What to do ▸
**1.** In the passage on Greek migration customs, what was put into the loaf given to the departing migrant?
**2.** Extend the passage on Greek migration customs, picking up right after its final sentence.

[Given text start]

Songs also are composed of words, they're sung by those embittered,
they strive to oust their bitterness, but bitterness won't leave them.
There were periods when migration - a milestone in the life of a Greek - was an inevitable stage in his life-cycle (birth, marriage, migrancy, death), a stage predetermined by his fate within the limits of the roles he was called upon to play in his community.
Thus, in traditional society, ‘Migration came to be associated with any youth reaching manhood and thus being obliged to leave home and seek elsewhere his fortune and worldly knowledge - an event that acquired the character of a rite of passage. Like a birth or marriage or death, it was a turning-point in life, the point at which the individual passed from one social and existential condition to another, horn one country to another' (M. Terzopoulou - E. Psychoyiou).
There was nothing slight about the wish once uttered for newly-born or young Epirot children: ‘May he become a baker in the City (of Constantinople)'. For very often those children were destined to follow their elders from early on, from even only twelve years of age, in their search of fortune in a foreign land. Nor are I he poetic motifs, common to songs about both migration and marriage or death, quite fortuitous (see, for instance, the Pontic song about life away from home, (A cretan ship) known as katsangell' it is sung and danced at weddings at the moment when the mother-in-law ritually introduces the bride to her new home).
The departure of a family member, whether through marriage, migration, or death, was always a traumatic occasion within the close-knit unit of a traditional Greek family. And since the family is in fact crypto-matriarchal, it is the mother herself who undertakes in a ritual manner to 'banish' both her son to foreign lands (You scold me, mother out of home, You drive me mother out of home) and her daughter to an alien hearth, her husband's home or village (as one wedding song puts it: ‘One Friday and one Saturday evening, mother banished me...I leave weeping...') An entire ritual in which the kneading of bread-dough plays an important part is involved on both occasions of departure (Forgetful, I am truly glad). One of the resulting bread-loaves, scored with a cross, was preserved among the icons, while good fortune was invoked in various acts of sympathetic magic: a silver coin (a para) was inserted into the loaf handed to the migrant; on leaving he had to walk through a flock of white sheep, symbol of happiness; his last draught of water was drawn from the village well, and he cupped some of it in the palms of his hands and threw it behind him; and with his right foot he had to kick over a crock of wheat and coins as he emerged from his home, and then gather up both and take them away with him.

[Given text end]
[Data shown start]

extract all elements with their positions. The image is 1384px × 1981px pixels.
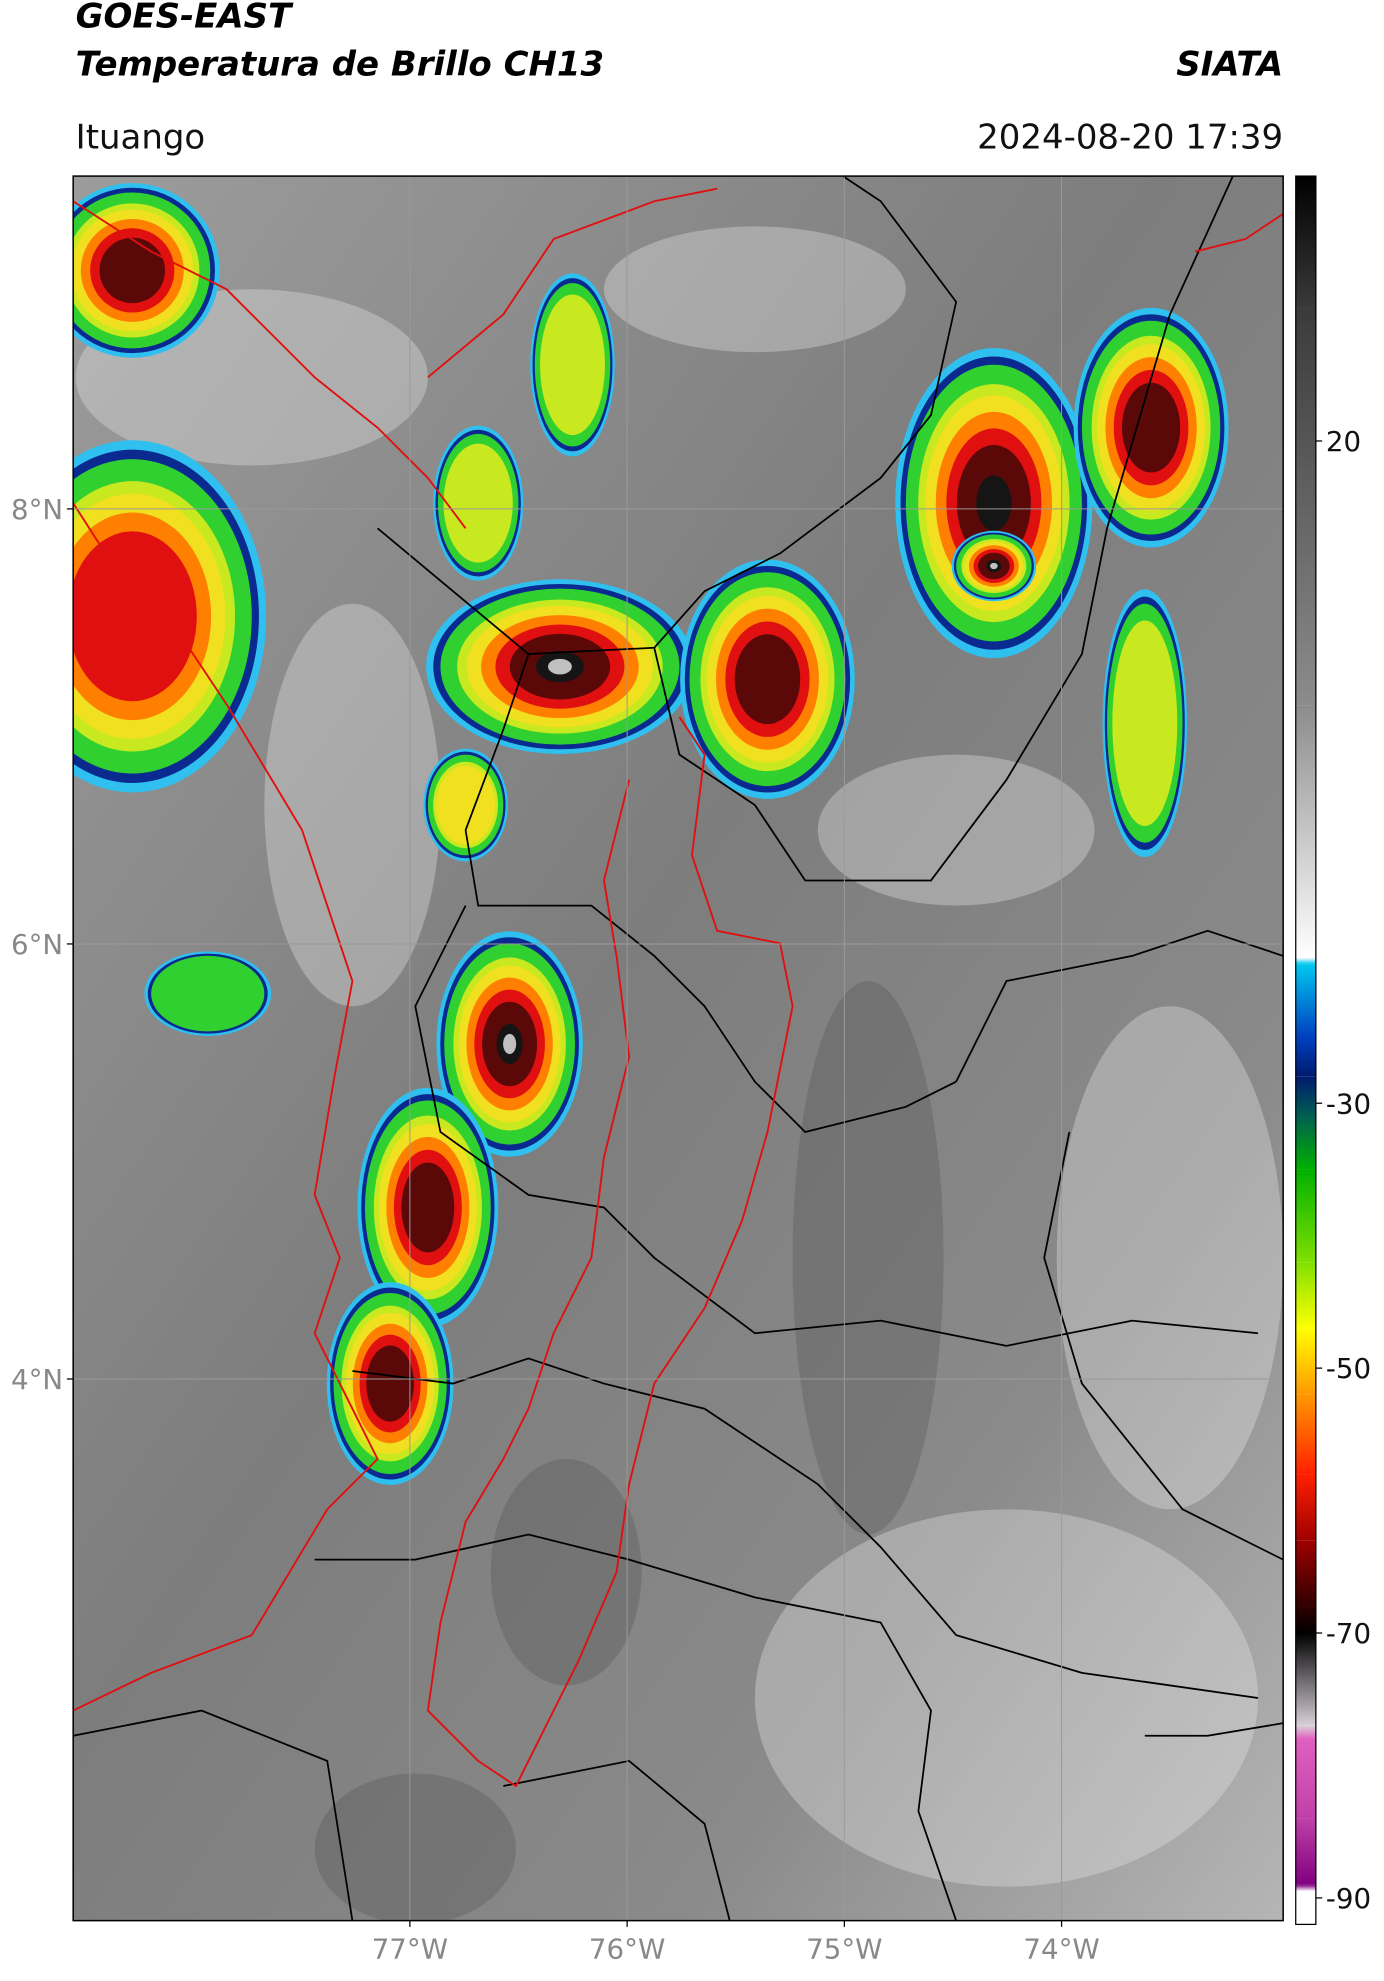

[Data shown end]
[Data shown start]

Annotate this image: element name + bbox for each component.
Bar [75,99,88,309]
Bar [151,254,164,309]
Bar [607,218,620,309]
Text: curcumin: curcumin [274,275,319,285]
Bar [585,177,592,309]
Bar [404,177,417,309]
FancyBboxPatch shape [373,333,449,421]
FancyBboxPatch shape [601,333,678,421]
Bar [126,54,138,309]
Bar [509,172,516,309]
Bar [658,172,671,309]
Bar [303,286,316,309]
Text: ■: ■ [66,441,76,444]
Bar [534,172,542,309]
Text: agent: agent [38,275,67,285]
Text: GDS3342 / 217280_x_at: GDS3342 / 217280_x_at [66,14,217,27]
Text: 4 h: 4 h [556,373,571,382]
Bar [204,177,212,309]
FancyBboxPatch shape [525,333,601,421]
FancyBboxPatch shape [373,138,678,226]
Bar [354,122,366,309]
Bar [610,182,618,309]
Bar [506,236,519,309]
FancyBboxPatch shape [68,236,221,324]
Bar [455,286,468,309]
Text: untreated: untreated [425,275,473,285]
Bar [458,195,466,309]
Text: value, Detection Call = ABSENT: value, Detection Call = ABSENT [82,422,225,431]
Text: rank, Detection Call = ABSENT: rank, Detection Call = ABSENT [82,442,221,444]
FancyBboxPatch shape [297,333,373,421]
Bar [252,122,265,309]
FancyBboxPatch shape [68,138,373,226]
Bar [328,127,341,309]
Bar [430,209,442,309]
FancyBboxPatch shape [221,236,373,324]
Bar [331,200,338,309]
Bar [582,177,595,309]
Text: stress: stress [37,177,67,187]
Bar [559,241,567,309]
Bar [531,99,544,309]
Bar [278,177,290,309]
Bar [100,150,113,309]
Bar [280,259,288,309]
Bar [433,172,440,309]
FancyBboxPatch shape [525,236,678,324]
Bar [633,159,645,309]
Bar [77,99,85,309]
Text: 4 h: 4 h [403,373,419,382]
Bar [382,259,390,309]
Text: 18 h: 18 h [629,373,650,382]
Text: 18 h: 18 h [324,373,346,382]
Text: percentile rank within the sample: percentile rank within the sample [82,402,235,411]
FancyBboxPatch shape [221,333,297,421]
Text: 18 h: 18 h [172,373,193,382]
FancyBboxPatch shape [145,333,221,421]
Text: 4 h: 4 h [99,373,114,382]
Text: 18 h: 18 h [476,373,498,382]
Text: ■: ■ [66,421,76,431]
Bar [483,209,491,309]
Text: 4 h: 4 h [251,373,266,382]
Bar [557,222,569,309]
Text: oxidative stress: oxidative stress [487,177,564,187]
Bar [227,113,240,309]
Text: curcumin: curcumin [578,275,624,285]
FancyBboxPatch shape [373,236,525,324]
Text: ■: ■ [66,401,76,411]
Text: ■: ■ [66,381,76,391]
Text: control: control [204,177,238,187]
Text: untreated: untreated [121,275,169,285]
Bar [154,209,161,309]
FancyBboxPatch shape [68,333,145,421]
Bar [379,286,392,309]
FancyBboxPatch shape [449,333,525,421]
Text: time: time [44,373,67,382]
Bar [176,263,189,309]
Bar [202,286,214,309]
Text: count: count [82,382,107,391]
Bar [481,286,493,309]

[Data shown end]

Exercise answers ▸
**1.** A silver coin, called a para.

**2.**
A curse upon the carpenters who build the sailing vessels,
in which young bridegrooms sail away and leave their brides a-weeping.
Songs about Greeks far from home are usually the creation of those who have been left behind, particularly the women folk, foremost among them being the mother and the wife or sweetheart of the migrant (a sister more rarely plays a part). The total absence of the father is wholly characteristic, as it is in all other cases of rides of passage in which the women predominate. In the poetic language of a traditional society the father may appear only in a strong and leading role. In the event therefore that he is unable to protect his family from the grievous consequences of migration he is excluded by the womenfolk, who impose their own sentiments, their own interpretation of the event, upon the song. For ‘if migration as a social occurence is the preserve of men, as a phenomenon subject to an individual's moral judgement in the name of the basic tenets of a popular society and of purely philosophic considerations it is the preserve of women' (Guy Saunier).
Thus the wife of a migrant, though at first she insists on his taking her with him to perform a wife's everyday chores (I wish for all the months in turn) or for companionship (When you go off to foreign lands), eventually submits lo his reply, ‘Where I am going, lissom one, no woman ever travels'. It was the same for the mother who had to ‘banish' her son so he should fulfil his role in society, though she might wish to thwart his departure (Forgetful, I am truly glad). Both of them, repositories of collective knowledge and memory, fear the outcome will be death (You drive me mother out of home) or, no less evil, ensnarement by another woman in a strange land and therefore mythicized in a negative manner.
Nevertheless, they are ready to acknowledge the material gains to be got from migration to a foreign country, indeed, in some songs the women compel the man lo return home and bring back his spoils (‘Go to the Polis's bazaars, and then to Saloniki / and bring a Frankish looking-glass and a hair-comb of ivory / bring copperas with you as well, so I may dye my tresses'). But being also the recipients of its harsh consequences, in the end they reject migration (‘May fire consume the florins up, and flames the goods he's gathered / I want my mate back home again, I want some play and laughter').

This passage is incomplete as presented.